● **EXERCISE AIM**: Go through the entries one line at a time, and gather every line that has the word "홈페이지".

● **DATASET**:
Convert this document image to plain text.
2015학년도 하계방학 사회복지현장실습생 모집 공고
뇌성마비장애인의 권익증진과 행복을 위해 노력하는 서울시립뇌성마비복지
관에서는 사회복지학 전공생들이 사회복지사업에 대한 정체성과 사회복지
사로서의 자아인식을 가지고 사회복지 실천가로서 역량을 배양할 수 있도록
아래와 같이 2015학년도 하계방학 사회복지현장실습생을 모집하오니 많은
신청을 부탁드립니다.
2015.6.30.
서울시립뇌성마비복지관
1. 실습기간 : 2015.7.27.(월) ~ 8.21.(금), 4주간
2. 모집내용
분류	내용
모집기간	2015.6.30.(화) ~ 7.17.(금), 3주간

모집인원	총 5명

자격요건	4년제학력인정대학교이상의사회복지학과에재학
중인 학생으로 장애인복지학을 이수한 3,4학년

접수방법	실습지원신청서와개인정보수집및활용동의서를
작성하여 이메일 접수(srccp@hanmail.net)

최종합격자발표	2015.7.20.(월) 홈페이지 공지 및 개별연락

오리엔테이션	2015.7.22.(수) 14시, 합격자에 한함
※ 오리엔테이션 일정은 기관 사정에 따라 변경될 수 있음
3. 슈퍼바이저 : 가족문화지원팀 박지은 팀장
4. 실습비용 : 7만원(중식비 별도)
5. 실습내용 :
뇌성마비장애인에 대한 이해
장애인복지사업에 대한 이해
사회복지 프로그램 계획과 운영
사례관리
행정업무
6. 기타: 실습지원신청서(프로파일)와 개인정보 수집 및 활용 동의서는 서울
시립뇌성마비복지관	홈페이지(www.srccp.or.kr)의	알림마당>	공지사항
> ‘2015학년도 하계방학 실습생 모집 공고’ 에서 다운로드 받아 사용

● **RESPONSE TO THE EXERCISE**:
최종합격자발표	2015.7.20.(월) 홈페이지 공지 및 개별연락
시립뇌성마비복지관	홈페이지(www.srccp.or.kr)의	알림마당>	공지사항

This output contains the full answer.